GOAL OF THE EXERCISE:
Answer with one number: the count of lines in this material that hold the word "courage".

Stored data entries:
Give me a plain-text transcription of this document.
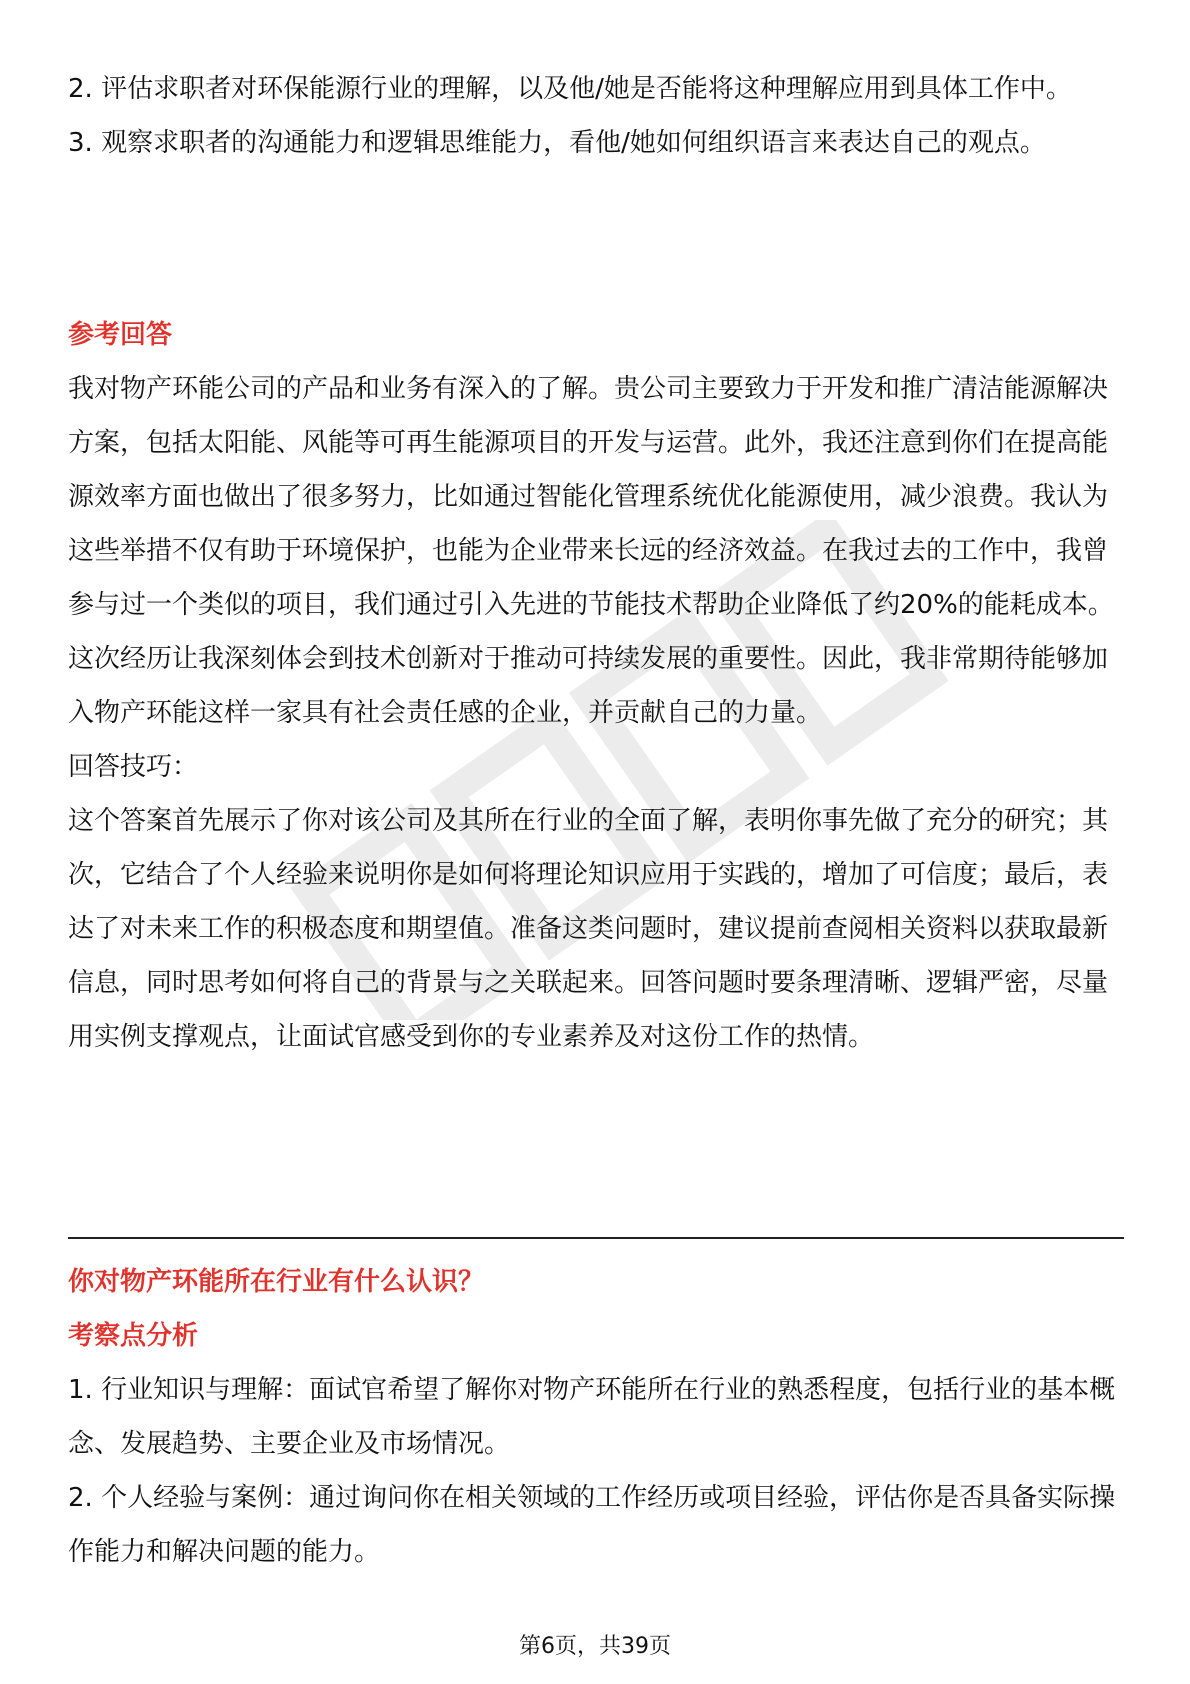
2. 评估求职者对环保能源行业的理解，以及他/她是否能将这种理解应用到具体工作中。

3. 观察求职者的沟通能力和逻辑思维能力，看他/她如何组织语言来表达自己的观点。

参考回答

我对物产环能公司的产品和业务有深入的了解。贵公司主要致力于开发和推广清洁能源解决方案，包括太阳能、风能等可再生能源项目的开发与运营。此外，我还注意到你们在提高能源效率方面也做出了很多努力，比如通过智能化管理系统优化能源使用，减少浪费。我认为这些举措不仅有助于环境保护，也能为企业带来长远的经济效益。在我过去的工作中，我曾参与过一个类似的项目，我们通过引入先进的节能技术帮助企业降低了约20%的能耗成本。这次经历让我深刻体会到技术创新对于推动可持续发展的重要性。因此，我非常期待能够加入物产环能这样一家具有社会责任感的企业，并贡献自己的力量。

回答技巧：

这个答案首先展示了你对该公司及其所在行业的全面了解，表明你事先做了充分的研究；其次，它结合了个人经验来说明你是如何将理论知识应用于实践的，增加了可信度；最后，表达了对未来工作的积极态度和期望值。准备这类问题时，建议提前查阅相关资料以获取最新信息，同时思考如何将自己的背景与之关联起来。回答问题时要条理清晰、逻辑严密，尽量用实例支撑观点，让面试官感受到你的专业素养及对这份工作的热情。

你对物产环能所在行业有什么认识？

考察点分析

1. 行业知识与理解：面试官希望了解你对物产环能所在行业的熟悉程度，包括行业的基本概念、发展趋势、主要企业及市场情况。

2. 个人经验与案例：通过询问你在相关领域的工作经历或项目经验，评估你是否具备实际操作能力和解决问题的能力。

第6页，共39页
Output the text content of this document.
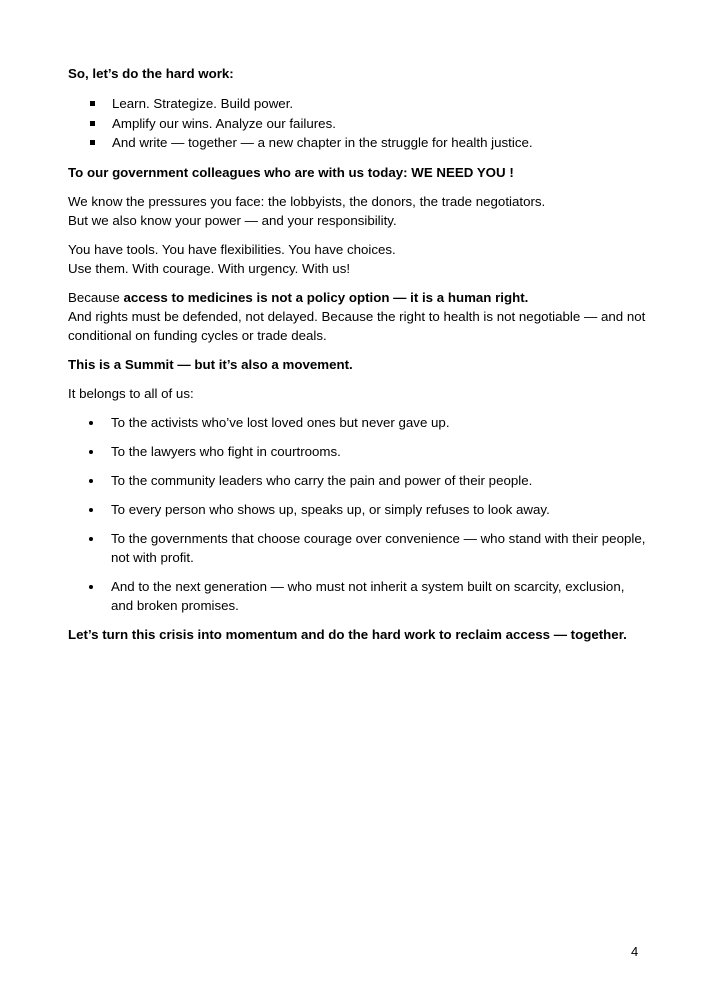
So, let’s do the hard work:

Learn. Strategize. Build power.
Amplify our wins. Analyze our failures.
And write — together — a new chapter in the struggle for health justice.

To our government colleagues who are with us today: WE NEED YOU !

We know the pressures you face: the lobbyists, the donors, the trade negotiators.
But we also know your power — and your responsibility.

You have tools. You have flexibilities. You have choices.
Use them. With courage. With urgency. With us!

Because access to medicines is not a policy option — it is a human right.
And rights must be defended, not delayed. Because the right to health is not negotiable — and not conditional on funding cycles or trade deals.

This is a Summit — but it’s also a movement.

It belongs to all of us:

To the activists who’ve lost loved ones but never gave up.
To the lawyers who fight in courtrooms.
To the community leaders who carry the pain and power of their people.
To every person who shows up, speaks up, or simply refuses to look away.
To the governments that choose courage over convenience — who stand with their people, not with profit.
And to the next generation — who must not inherit a system built on scarcity, exclusion, and broken promises.

Let’s turn this crisis into momentum and do the hard work to reclaim access — together.

4
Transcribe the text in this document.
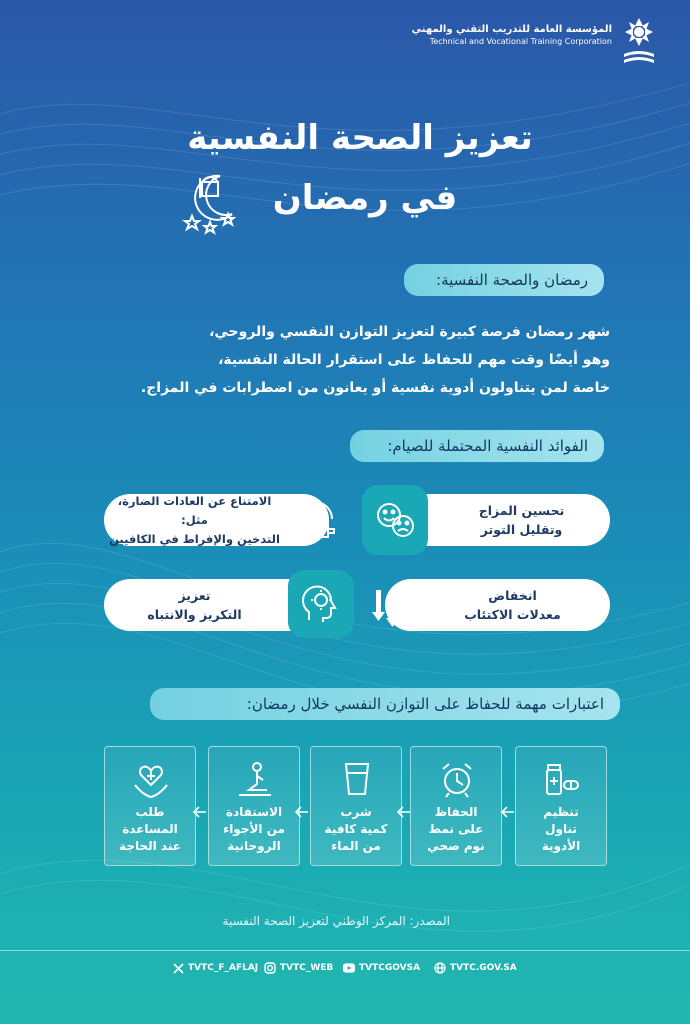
المؤسسة العامة للتدريب التقني والمهني
Technical and Vocational Training Corporation
تعزيز الصحة النفسية
في رمضان
رمضان والصحة النفسية:
شهر رمضان فرصة كبيرة لتعزيز التوازن النفسي والروحي،
وهو أيضًا وقت مهم للحفاظ على استقرار الحالة النفسية،
خاصة لمن يتناولون أدوية نفسية أو يعانون من اضطرابات في المزاج.
الفوائد النفسية المحتملة للصيام:
تحسين المزاج
وتقليل التوتر
الامتناع عن العادات الضارة، مثل:
التدخين والإفراط في الكافيين
انخفاض
معدلات الاكتئاب
تعزيز
التكريز والانتباه
اعتبارات مهمة للحفاظ على التوازن النفسي خلال رمضان:
تنظيم
تناول
الأدوية
الحفاظ
على نمط
نوم صحي
شرب
كمية كافية
من الماء
الاستفادة
من الأجواء
الروحانية
طلب
المساعدة
عند الحاجة
المصدر: المركز الوطني لتعزيز الصحة النفسية
TVTC_F_AFLAJ TVTC_WEB	TVTCGOVSA	TVTC.GOV.SA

SOLUTION BELOW:
2